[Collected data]

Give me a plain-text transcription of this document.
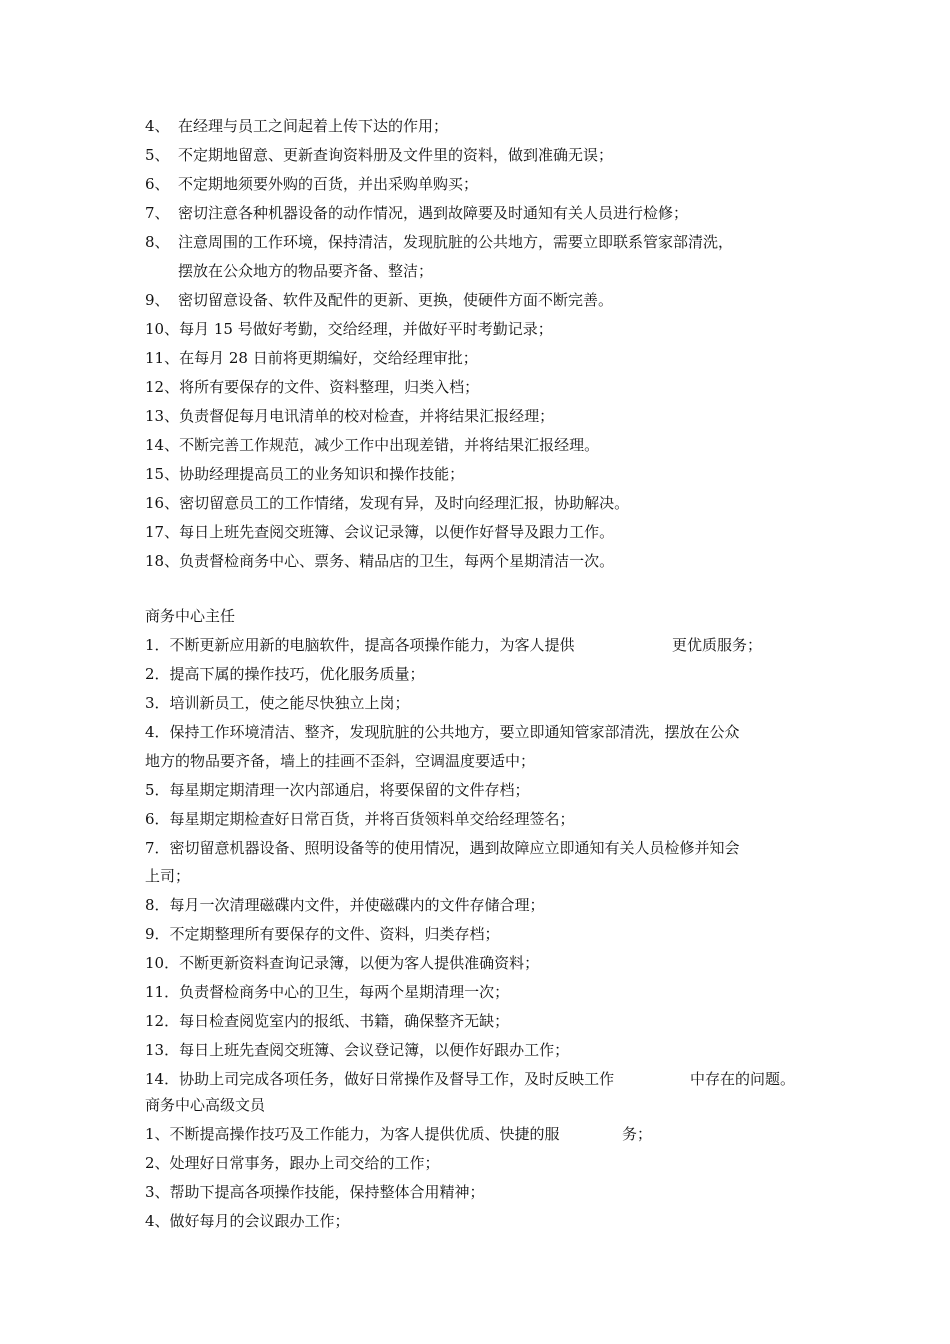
4、 在经理与员工之间起着上传下达的作用；
5、 不定期地留意、更新查询资料册及文件里的资料，做到准确无误；
6、 不定期地须要外购的百货，并出采购单购买；
7、 密切注意各种机器设备的动作情况，遇到故障要及时通知有关人员进行检修；
8、 注意周围的工作环境，保持清洁，发现肮脏的公共地方，需要立即联系管家部清洗，
摆放在公众地方的物品要齐备、整洁；
9、 密切留意设备、软件及配件的更新、更换，使硬件方面不断完善。
10、每月 15 号做好考勤，交给经理，并做好平时考勤记录；
11、在每月 28 日前将更期编好，交给经理审批；
12、将所有要保存的文件、资料整理，归类入档；
13、负责督促每月电讯清单的校对检查，并将结果汇报经理；
14、不断完善工作规范，减少工作中出现差错，并将结果汇报经理。
15、协助经理提高员工的业务知识和操作技能；
16、密切留意员工的工作情绪，发现有异，及时向经理汇报，协助解决。
17、每日上班先查阅交班簿、会议记录簿，以便作好督导及跟力工作。
18、负责督检商务中心、票务、精品店的卫生，每两个星期清洁一次。
商务中心主任
1．不断更新应用新的电脑软件，提高各项操作能力，为客人提供	更优质服务；
2．提高下属的操作技巧，优化服务质量；
3．培训新员工，使之能尽快独立上岗；
4．保持工作环境清洁、整齐，发现肮脏的公共地方，要立即通知管家部清洗，摆放在公众
地方的物品要齐备，墙上的挂画不歪斜，空调温度要适中；
5．每星期定期清理一次内部通启，将要保留的文件存档；
6．每星期定期检查好日常百货，并将百货领料单交给经理签名；
7．密切留意机器设备、照明设备等的使用情况，遇到故障应立即通知有关人员检修并知会
上司；
8．每月一次清理磁碟内文件，并使磁碟内的文件存储合理；
9．不定期整理所有要保存的文件、资料，归类存档；
10．不断更新资料查询记录簿，以便为客人提供准确资料；
11．负责督检商务中心的卫生，每两个星期清理一次；
12．每日检查阅览室内的报纸、书籍，确保整齐无缺；
13．每日上班先查阅交班簿、会议登记簿，以便作好跟办工作；
14．协助上司完成各项任务，做好日常操作及督导工作，及时反映工作	中存在的问题。
商务中心高级文员
1、不断提高操作技巧及工作能力，为客人提供优质、快捷的服	务；
2、处理好日常事务，跟办上司交给的工作；
3、帮助下提高各项操作技能，保持整体合用精神；
4、做好每月的会议跟办工作；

● **STATED PROBLEM**: Retype all entries exactly as they appear, dropping the images.

● **WORKED SOLUTION**:
Give me a plain-text transcription of this document.
4、 在经理与员工之间起着上传下达的作用；
5、 不定期地留意、更新查询资料册及文件里的资料，做到准确无误；
6、 不定期地须要外购的百货，并出采购单购买；
7、 密切注意各种机器设备的动作情况，遇到故障要及时通知有关人员进行检修；
8、 注意周围的工作环境，保持清洁，发现肮脏的公共地方，需要立即联系管家部清洗，
摆放在公众地方的物品要齐备、整洁；
9、 密切留意设备、软件及配件的更新、更换，使硬件方面不断完善。
10、每月 15 号做好考勤，交给经理，并做好平时考勤记录；
11、在每月 28 日前将更期编好，交给经理审批；
12、将所有要保存的文件、资料整理，归类入档；
13、负责督促每月电讯清单的校对检查，并将结果汇报经理；
14、不断完善工作规范，减少工作中出现差错，并将结果汇报经理。
15、协助经理提高员工的业务知识和操作技能；
16、密切留意员工的工作情绪，发现有异，及时向经理汇报，协助解决。
17、每日上班先查阅交班簿、会议记录簿，以便作好督导及跟力工作。
18、负责督检商务中心、票务、精品店的卫生，每两个星期清洁一次。
商务中心主任
1．不断更新应用新的电脑软件，提高各项操作能力，为客人提供	更优质服务；
2．提高下属的操作技巧，优化服务质量；
3．培训新员工，使之能尽快独立上岗；
4．保持工作环境清洁、整齐，发现肮脏的公共地方，要立即通知管家部清洗，摆放在公众
地方的物品要齐备，墙上的挂画不歪斜，空调温度要适中；
5．每星期定期清理一次内部通启，将要保留的文件存档；
6．每星期定期检查好日常百货，并将百货领料单交给经理签名；
7．密切留意机器设备、照明设备等的使用情况，遇到故障应立即通知有关人员检修并知会
上司；
8．每月一次清理磁碟内文件，并使磁碟内的文件存储合理；
9．不定期整理所有要保存的文件、资料，归类存档；
10．不断更新资料查询记录簿，以便为客人提供准确资料；
11．负责督检商务中心的卫生，每两个星期清理一次；
12．每日检查阅览室内的报纸、书籍，确保整齐无缺；
13．每日上班先查阅交班簿、会议登记簿，以便作好跟办工作；
14．协助上司完成各项任务，做好日常操作及督导工作，及时反映工作	中存在的问题。
商务中心高级文员
1、不断提高操作技巧及工作能力，为客人提供优质、快捷的服	务；
2、处理好日常事务，跟办上司交给的工作；
3、帮助下提高各项操作技能，保持整体合用精神；
4、做好每月的会议跟办工作；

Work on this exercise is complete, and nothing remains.